▶ **RECORD EXTRACTS**:
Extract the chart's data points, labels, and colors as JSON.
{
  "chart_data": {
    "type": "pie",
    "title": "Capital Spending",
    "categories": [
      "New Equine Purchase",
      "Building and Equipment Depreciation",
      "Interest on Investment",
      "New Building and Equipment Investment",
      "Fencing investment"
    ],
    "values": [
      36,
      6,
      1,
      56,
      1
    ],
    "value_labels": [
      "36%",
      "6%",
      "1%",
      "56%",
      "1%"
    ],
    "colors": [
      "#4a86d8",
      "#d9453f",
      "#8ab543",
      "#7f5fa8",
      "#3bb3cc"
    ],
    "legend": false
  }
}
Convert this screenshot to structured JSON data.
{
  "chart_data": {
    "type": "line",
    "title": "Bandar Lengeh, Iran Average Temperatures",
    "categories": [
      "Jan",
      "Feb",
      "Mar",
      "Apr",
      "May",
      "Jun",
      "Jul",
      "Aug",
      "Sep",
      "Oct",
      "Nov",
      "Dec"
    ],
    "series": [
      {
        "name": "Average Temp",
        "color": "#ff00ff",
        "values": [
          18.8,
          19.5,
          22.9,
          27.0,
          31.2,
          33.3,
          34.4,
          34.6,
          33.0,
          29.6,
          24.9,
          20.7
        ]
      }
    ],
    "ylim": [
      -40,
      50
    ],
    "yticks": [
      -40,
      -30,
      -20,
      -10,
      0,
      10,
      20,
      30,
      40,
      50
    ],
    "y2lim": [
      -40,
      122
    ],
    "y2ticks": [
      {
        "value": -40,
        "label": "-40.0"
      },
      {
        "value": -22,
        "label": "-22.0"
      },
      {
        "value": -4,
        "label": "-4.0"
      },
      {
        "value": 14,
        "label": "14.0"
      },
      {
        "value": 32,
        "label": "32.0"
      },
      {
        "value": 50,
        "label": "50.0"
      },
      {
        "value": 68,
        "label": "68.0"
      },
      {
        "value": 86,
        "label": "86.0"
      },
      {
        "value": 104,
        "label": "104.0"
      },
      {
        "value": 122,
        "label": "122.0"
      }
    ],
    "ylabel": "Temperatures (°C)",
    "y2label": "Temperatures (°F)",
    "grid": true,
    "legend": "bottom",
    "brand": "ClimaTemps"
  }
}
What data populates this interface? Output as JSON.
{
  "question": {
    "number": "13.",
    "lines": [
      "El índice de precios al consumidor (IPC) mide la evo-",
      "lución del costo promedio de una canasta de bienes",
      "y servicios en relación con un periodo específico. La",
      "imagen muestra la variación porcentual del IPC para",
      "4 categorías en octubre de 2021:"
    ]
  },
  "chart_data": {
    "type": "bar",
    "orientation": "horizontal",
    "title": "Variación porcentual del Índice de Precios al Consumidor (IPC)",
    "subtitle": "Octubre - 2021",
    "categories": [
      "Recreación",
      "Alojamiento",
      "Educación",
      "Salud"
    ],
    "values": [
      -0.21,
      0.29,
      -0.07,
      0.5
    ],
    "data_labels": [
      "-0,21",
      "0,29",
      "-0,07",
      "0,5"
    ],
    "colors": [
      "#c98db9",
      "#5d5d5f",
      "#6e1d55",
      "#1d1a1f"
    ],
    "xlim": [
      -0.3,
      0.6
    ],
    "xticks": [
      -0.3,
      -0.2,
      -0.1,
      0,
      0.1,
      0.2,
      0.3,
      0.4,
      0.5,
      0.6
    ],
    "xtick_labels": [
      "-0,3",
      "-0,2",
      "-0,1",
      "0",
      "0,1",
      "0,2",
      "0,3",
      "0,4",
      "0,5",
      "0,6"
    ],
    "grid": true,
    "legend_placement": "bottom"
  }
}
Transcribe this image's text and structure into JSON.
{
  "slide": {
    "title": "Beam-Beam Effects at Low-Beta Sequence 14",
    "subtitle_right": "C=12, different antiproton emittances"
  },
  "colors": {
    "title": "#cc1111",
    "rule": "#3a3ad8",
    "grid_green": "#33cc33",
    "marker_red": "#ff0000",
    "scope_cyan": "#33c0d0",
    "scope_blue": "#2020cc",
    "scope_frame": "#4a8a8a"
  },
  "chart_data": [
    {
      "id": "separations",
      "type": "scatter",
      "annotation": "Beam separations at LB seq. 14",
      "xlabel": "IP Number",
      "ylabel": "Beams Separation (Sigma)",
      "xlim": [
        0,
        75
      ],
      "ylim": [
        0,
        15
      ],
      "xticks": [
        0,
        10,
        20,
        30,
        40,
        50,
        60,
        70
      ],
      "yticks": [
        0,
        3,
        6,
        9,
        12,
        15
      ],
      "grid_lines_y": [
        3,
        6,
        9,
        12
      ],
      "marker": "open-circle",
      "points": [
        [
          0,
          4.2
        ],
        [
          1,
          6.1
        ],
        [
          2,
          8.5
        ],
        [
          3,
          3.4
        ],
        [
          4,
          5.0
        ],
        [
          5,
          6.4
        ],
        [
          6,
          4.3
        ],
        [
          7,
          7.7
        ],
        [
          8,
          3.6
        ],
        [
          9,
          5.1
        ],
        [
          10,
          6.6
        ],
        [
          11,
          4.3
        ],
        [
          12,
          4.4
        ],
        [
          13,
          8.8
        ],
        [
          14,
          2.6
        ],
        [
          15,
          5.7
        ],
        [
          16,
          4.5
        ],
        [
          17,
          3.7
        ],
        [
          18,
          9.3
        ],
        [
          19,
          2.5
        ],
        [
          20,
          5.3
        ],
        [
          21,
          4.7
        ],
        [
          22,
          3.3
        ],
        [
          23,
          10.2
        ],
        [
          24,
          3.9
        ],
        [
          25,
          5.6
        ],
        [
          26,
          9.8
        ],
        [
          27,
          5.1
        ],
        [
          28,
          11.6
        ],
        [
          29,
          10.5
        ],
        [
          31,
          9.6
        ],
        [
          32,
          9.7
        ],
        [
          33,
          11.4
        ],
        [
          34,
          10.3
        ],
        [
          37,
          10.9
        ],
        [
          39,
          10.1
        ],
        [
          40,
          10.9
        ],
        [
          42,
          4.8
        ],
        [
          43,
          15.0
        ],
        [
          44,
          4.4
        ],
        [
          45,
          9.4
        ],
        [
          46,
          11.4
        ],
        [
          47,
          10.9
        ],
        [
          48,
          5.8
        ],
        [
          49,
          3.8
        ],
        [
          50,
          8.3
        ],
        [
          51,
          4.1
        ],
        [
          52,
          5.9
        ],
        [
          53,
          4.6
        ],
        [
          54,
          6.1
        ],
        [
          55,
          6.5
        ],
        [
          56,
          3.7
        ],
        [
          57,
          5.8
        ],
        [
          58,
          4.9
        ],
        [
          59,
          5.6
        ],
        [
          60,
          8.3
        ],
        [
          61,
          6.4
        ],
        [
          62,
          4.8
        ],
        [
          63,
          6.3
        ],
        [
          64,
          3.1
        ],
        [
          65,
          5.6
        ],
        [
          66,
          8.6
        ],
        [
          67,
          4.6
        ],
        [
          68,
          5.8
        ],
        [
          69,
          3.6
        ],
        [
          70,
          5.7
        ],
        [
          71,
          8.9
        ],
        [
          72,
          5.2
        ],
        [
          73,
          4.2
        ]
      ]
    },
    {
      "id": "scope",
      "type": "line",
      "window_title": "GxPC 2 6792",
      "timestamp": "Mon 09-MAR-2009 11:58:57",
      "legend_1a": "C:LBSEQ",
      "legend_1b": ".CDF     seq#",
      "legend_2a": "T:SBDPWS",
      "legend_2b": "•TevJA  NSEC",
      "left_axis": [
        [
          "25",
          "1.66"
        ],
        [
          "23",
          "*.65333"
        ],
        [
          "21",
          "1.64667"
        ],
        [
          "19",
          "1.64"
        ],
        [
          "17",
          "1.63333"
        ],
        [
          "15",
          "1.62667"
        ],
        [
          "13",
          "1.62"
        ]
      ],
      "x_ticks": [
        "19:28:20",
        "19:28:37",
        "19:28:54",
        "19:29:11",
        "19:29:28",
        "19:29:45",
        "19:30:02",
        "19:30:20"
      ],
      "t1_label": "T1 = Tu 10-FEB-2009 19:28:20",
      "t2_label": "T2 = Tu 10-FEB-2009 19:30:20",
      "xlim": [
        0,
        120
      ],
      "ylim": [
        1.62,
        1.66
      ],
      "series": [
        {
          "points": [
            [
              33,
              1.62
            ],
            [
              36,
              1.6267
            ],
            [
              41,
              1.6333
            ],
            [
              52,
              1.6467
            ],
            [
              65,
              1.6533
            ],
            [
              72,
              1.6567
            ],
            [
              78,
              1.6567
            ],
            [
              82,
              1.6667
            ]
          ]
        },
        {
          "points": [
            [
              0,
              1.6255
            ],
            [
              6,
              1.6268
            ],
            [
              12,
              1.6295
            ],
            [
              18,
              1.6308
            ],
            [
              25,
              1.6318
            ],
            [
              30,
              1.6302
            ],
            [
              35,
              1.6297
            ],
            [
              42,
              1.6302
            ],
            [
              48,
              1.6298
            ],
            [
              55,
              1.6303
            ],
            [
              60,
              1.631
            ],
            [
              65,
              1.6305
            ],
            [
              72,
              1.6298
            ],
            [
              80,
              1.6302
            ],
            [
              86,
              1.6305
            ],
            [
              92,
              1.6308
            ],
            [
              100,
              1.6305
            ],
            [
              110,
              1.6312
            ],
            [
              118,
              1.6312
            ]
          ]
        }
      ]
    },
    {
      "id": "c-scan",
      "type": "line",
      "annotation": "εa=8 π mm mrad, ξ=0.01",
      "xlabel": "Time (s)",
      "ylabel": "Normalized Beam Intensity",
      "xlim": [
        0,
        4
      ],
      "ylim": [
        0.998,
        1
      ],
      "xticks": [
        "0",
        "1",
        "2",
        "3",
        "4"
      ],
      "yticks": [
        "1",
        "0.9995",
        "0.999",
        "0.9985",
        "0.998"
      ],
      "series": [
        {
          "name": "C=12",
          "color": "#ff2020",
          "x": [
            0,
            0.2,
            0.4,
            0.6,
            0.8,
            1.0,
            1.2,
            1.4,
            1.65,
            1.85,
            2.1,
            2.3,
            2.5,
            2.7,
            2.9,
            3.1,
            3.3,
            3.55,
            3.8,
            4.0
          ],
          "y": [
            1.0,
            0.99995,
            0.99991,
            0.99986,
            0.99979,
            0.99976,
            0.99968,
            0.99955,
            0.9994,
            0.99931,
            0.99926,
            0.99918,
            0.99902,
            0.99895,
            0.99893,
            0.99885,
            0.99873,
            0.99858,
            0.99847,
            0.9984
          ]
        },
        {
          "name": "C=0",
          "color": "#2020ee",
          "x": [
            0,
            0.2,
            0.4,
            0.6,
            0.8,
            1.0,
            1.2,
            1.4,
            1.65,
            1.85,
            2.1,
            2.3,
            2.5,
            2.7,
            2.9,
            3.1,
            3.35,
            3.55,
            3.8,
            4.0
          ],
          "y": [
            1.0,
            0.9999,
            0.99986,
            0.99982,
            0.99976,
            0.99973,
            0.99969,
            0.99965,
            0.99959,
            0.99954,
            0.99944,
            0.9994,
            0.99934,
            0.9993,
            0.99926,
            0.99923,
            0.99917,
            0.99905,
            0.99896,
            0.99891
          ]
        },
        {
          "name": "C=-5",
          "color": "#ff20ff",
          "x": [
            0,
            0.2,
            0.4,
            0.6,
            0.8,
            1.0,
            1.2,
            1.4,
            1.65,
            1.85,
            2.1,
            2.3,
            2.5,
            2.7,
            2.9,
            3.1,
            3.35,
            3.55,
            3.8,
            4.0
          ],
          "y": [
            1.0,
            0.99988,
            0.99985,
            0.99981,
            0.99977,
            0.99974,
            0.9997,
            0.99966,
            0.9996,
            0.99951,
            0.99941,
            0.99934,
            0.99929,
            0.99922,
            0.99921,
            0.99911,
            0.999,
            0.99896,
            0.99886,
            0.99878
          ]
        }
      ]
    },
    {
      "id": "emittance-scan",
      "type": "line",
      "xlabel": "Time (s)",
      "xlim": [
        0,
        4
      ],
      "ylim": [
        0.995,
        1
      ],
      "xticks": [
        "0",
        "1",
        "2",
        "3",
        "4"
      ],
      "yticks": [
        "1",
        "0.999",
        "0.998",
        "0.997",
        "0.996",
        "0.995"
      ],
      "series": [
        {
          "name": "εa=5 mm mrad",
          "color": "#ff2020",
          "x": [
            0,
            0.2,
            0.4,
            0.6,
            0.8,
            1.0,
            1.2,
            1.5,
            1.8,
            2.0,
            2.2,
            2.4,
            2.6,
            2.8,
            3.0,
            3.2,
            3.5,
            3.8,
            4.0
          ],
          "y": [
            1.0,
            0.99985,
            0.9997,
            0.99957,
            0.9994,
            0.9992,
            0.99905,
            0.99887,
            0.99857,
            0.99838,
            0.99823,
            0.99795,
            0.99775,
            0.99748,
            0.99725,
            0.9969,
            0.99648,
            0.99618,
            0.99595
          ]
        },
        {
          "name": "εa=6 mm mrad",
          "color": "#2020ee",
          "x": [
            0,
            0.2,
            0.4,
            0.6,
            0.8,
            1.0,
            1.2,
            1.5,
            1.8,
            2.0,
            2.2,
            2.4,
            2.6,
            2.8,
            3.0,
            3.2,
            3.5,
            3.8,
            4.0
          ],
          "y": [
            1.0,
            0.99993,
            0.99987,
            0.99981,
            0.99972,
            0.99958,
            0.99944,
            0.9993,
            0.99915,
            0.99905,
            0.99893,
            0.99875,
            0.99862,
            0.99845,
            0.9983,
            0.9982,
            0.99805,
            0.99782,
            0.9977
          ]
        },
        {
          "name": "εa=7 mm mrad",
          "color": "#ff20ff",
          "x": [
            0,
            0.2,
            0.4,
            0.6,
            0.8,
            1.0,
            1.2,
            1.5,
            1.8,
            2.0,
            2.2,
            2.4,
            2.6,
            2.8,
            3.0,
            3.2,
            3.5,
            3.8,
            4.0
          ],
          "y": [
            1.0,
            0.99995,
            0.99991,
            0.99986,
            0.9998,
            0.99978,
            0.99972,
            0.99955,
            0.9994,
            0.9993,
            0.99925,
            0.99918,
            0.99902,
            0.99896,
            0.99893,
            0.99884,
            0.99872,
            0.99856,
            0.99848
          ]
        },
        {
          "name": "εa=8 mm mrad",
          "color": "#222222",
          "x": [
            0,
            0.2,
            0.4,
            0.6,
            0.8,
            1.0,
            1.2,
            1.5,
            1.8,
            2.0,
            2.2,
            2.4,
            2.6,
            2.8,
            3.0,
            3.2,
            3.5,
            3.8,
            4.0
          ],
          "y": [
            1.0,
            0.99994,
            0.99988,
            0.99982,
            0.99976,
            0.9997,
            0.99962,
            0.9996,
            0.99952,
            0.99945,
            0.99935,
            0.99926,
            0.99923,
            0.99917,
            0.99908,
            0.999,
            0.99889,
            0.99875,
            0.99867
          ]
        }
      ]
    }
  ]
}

▶ **OBJECTIVE**: Copy every line of the material in which the word "porcentual" occurs.

▶ **THE COMPLETED TASK**:
      "imagen muestra la variación porcentual del IPC para",
    "title": "Variación porcentual del Índice de Precios al Consumidor (IPC)",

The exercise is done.